▶ _Aim of the task_
Go through the listing and pick out each line with the word "抽水蓄能" in it.
===== Exercise input
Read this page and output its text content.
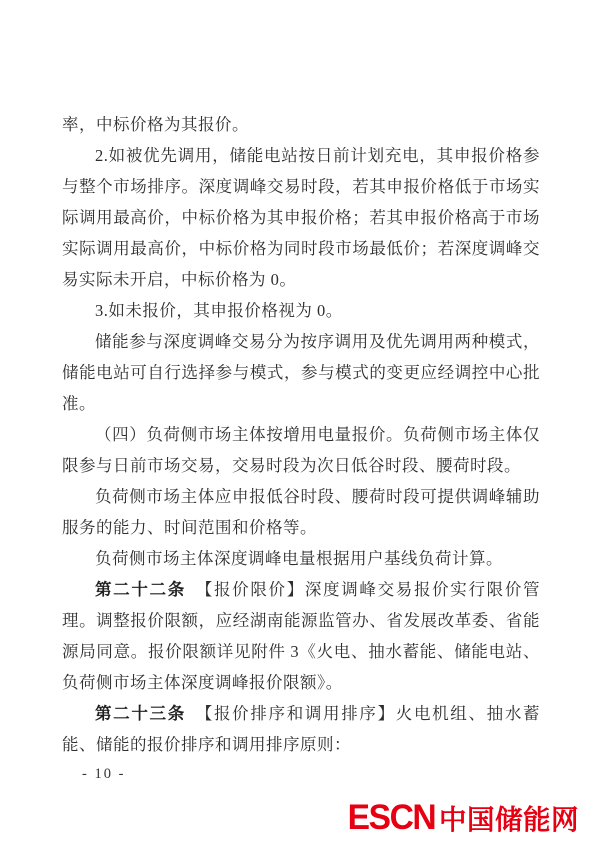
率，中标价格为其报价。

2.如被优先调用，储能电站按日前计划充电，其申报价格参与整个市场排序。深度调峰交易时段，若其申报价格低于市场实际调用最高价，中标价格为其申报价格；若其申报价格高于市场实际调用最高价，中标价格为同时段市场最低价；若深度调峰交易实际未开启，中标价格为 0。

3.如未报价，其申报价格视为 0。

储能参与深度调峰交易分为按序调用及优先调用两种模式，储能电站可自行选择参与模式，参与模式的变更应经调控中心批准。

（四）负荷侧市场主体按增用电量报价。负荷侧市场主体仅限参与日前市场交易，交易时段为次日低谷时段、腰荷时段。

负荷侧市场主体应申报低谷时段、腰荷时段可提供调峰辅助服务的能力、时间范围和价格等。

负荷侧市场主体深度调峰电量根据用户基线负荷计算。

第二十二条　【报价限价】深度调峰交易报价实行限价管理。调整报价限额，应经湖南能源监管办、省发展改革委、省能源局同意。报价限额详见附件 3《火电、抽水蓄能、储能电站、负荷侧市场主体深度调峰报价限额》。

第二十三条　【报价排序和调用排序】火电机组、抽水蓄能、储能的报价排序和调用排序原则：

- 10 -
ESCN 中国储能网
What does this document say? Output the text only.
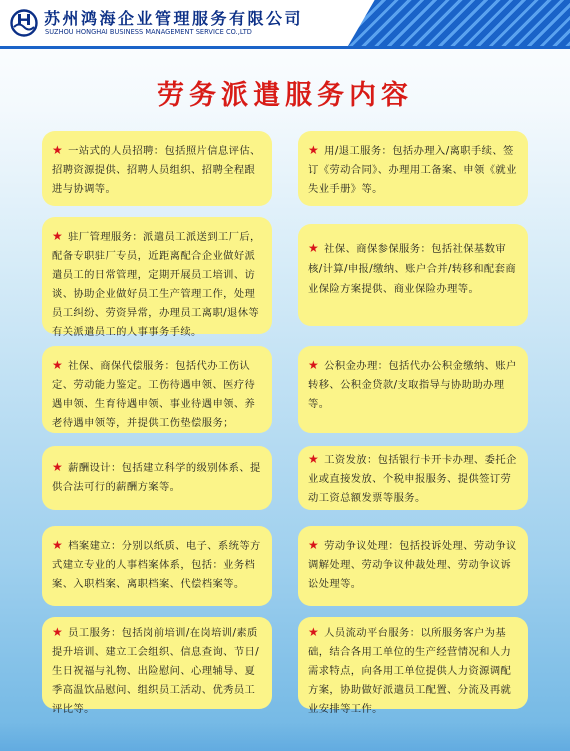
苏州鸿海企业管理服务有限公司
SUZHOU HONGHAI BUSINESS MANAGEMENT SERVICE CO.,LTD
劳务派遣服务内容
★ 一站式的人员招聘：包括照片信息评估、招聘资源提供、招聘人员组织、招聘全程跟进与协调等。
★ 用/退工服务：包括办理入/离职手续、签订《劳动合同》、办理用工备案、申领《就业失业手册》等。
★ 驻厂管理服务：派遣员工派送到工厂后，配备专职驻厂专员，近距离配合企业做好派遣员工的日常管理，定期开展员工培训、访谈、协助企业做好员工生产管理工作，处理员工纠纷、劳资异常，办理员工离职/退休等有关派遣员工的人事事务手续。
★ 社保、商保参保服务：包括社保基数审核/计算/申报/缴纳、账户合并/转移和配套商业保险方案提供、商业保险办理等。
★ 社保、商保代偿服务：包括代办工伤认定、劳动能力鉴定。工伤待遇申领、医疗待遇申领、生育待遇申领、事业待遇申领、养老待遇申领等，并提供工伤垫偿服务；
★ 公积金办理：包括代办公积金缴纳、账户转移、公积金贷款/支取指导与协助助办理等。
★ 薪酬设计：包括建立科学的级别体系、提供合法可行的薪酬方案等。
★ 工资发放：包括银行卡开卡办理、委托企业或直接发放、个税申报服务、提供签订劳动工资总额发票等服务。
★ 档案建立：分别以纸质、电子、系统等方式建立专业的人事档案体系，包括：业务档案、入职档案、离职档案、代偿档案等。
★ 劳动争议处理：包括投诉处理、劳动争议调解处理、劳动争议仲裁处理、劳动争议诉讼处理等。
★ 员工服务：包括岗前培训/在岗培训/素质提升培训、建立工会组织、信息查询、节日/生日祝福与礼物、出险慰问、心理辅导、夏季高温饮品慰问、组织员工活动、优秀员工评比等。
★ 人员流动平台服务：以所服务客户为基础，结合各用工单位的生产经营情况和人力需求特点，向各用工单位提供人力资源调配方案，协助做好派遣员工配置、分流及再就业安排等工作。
==========
▶ _Result for this exercise_
第二十二条　【报价限价】深度调峰交易报价实行限价管理。调整报价限额，应经湖南能源监管办、省发展改革委、省能源局同意。报价限额详见附件 3《火电、抽水蓄能、储能电站、负荷侧市场主体深度调峰报价限额》。
第二十三条　【报价排序和调用排序】火电机组、抽水蓄能、储能的报价排序和调用排序原则：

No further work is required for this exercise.